What to do
How many lines in these records hold the string "Sales"? Reply with the number alone.

#### Listing

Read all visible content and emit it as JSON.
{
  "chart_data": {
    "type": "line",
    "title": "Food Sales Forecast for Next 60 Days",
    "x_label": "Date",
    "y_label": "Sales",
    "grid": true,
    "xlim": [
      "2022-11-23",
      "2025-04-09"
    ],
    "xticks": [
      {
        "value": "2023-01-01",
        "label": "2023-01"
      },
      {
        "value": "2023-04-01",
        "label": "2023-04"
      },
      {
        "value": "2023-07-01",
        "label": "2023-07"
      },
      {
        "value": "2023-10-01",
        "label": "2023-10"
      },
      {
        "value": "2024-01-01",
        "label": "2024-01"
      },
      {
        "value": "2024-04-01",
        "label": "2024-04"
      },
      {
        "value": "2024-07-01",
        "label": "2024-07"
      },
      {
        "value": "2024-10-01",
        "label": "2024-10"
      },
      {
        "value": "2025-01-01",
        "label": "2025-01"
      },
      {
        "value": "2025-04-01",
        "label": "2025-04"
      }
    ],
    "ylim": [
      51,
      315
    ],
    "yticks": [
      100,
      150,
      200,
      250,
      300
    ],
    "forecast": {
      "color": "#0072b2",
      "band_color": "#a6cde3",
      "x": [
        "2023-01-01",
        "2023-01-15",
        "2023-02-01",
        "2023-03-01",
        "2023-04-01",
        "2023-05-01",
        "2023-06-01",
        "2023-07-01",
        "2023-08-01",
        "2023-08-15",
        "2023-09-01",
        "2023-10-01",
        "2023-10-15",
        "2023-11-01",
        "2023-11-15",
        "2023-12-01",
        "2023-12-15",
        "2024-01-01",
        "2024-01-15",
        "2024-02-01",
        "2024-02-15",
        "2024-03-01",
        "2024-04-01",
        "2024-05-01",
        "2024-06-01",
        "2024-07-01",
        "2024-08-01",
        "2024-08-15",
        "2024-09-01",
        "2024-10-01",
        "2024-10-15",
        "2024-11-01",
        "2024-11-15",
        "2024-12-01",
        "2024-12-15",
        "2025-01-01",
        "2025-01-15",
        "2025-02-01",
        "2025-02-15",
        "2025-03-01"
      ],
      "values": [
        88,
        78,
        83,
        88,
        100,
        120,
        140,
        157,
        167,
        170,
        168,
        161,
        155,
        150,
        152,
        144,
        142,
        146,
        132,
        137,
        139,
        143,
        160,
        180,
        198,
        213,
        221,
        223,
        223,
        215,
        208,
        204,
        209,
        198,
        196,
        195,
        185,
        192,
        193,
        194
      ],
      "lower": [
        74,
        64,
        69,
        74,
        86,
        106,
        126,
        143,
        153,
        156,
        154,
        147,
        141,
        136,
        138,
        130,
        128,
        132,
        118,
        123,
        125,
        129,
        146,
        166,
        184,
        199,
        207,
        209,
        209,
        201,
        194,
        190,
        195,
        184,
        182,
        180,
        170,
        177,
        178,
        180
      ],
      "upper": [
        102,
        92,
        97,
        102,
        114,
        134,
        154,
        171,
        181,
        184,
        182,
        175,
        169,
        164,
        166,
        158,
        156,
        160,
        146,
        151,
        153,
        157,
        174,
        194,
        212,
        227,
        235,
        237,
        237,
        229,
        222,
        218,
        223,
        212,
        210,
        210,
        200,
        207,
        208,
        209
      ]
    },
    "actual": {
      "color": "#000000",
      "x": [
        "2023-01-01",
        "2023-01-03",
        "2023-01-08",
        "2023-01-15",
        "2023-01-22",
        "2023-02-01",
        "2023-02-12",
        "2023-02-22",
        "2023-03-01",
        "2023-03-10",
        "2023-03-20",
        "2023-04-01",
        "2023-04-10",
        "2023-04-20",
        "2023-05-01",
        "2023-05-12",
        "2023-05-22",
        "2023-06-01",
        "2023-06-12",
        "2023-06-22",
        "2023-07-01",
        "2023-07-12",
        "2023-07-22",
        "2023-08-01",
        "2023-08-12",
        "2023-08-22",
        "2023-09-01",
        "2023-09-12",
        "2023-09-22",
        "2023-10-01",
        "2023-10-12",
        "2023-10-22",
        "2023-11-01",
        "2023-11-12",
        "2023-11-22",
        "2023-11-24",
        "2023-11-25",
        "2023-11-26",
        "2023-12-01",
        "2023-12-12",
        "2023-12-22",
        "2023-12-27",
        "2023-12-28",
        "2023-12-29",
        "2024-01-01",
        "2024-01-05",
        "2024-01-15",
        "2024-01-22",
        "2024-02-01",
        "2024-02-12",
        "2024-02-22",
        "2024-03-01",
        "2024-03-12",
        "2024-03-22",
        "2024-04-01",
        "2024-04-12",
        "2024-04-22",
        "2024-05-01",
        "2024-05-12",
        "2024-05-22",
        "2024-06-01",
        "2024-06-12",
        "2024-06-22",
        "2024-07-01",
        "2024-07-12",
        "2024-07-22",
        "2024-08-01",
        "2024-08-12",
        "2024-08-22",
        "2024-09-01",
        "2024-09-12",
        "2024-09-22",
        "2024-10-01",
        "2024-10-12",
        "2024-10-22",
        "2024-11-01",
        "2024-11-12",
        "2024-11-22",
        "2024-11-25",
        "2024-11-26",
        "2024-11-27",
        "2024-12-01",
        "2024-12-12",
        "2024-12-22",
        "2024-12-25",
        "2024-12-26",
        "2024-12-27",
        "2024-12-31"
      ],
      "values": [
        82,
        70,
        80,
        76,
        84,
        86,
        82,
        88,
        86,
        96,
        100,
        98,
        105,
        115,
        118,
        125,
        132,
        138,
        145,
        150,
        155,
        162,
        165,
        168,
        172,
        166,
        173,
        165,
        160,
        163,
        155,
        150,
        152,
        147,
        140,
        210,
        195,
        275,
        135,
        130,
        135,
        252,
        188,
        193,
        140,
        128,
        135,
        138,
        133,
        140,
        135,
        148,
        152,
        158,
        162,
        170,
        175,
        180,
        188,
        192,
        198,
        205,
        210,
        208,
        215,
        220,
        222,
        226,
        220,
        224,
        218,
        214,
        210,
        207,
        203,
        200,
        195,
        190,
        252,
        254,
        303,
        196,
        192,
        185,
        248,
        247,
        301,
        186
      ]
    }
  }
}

########

Finished exercise
2